[INFORMATION GIVEN Boundary: Start]

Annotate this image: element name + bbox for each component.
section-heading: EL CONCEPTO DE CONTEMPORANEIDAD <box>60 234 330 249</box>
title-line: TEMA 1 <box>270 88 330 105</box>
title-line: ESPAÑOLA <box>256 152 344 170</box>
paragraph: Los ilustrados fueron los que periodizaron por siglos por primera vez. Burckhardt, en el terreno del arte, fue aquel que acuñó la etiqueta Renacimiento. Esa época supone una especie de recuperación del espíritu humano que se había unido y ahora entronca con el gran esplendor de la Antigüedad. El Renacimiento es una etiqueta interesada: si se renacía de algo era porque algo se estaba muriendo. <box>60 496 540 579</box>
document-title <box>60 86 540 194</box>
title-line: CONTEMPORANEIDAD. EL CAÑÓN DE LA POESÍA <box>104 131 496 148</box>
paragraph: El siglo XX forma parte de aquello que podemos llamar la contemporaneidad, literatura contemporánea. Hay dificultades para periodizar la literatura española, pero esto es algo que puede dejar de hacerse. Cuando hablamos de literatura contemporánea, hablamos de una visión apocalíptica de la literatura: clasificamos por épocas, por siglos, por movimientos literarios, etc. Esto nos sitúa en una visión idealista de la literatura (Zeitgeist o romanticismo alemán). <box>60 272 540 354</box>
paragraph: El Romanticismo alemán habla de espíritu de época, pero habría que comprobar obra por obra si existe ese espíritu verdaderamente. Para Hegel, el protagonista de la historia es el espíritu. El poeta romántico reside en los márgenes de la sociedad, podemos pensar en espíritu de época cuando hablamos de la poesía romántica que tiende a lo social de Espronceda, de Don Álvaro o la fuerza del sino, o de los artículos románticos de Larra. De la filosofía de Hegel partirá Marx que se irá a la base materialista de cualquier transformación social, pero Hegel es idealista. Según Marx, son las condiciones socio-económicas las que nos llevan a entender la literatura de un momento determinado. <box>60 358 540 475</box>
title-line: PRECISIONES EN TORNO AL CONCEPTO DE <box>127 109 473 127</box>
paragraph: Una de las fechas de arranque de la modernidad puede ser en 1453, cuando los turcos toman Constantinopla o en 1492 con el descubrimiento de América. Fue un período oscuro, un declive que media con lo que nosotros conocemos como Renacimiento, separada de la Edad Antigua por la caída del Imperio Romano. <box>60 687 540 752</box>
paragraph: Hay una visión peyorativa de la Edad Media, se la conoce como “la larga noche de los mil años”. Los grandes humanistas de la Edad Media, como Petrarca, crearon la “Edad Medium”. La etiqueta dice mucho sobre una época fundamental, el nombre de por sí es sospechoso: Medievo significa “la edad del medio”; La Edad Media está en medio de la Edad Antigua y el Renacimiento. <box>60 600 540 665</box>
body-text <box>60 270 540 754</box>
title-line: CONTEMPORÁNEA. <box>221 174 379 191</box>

[INFORMATION GIVEN Boundary: End]

ABOUT THIS TASK: Extract every entry in the listing word for word.

ANSWER BELOW:
Annotate this image: element name + bbox for each component.
section-heading: EL CONCEPTO DE CONTEMPORANEIDAD <box>60 234 330 249</box>
title-line: TEMA 1 <box>270 88 330 105</box>
title-line: ESPAÑOLA <box>256 152 344 170</box>
paragraph: Los ilustrados fueron los que periodizaron por siglos por primera vez. Burckhardt, en el terreno del arte, fue aquel que acuñó la etiqueta Renacimiento. Esa época supone una especie de recuperación del espíritu humano que se había unido y ahora entronca con el gran esplendor de la Antigüedad. El Renacimiento es una etiqueta interesada: si se renacía de algo era porque algo se estaba muriendo. <box>60 496 540 579</box>
document-title <box>60 86 540 194</box>
title-line: CONTEMPORANEIDAD. EL CAÑÓN DE LA POESÍA <box>104 131 496 148</box>
paragraph: El siglo XX forma parte de aquello que podemos llamar la contemporaneidad, literatura contemporánea. Hay dificultades para periodizar la literatura española, pero esto es algo que puede dejar de hacerse. Cuando hablamos de literatura contemporánea, hablamos de una visión apocalíptica de la literatura: clasificamos por épocas, por siglos, por movimientos literarios, etc. Esto nos sitúa en una visión idealista de la literatura (Zeitgeist o romanticismo alemán). <box>60 272 540 354</box>
paragraph: El Romanticismo alemán habla de espíritu de época, pero habría que comprobar obra por obra si existe ese espíritu verdaderamente. Para Hegel, el protagonista de la historia es el espíritu. El poeta romántico reside en los márgenes de la sociedad, podemos pensar en espíritu de época cuando hablamos de la poesía romántica que tiende a lo social de Espronceda, de Don Álvaro o la fuerza del sino, o de los artículos románticos de Larra. De la filosofía de Hegel partirá Marx que se irá a la base materialista de cualquier transformación social, pero Hegel es idealista. Según Marx, son las condiciones socio-económicas las que nos llevan a entender la literatura de un momento determinado. <box>60 358 540 475</box>
title-line: PRECISIONES EN TORNO AL CONCEPTO DE <box>127 109 473 127</box>
paragraph: Una de las fechas de arranque de la modernidad puede ser en 1453, cuando los turcos toman Constantinopla o en 1492 con el descubrimiento de América. Fue un período oscuro, un declive que media con lo que nosotros conocemos como Renacimiento, separada de la Edad Antigua por la caída del Imperio Romano. <box>60 687 540 752</box>
paragraph: Hay una visión peyorativa de la Edad Media, se la conoce como “la larga noche de los mil años”. Los grandes humanistas de la Edad Media, como Petrarca, crearon la “Edad Medium”. La etiqueta dice mucho sobre una época fundamental, el nombre de por sí es sospechoso: Medievo significa “la edad del medio”; La Edad Media está en medio de la Edad Antigua y el Renacimiento. <box>60 600 540 665</box>
body-text <box>60 270 540 754</box>
title-line: CONTEMPORÁNEA. <box>221 174 379 191</box>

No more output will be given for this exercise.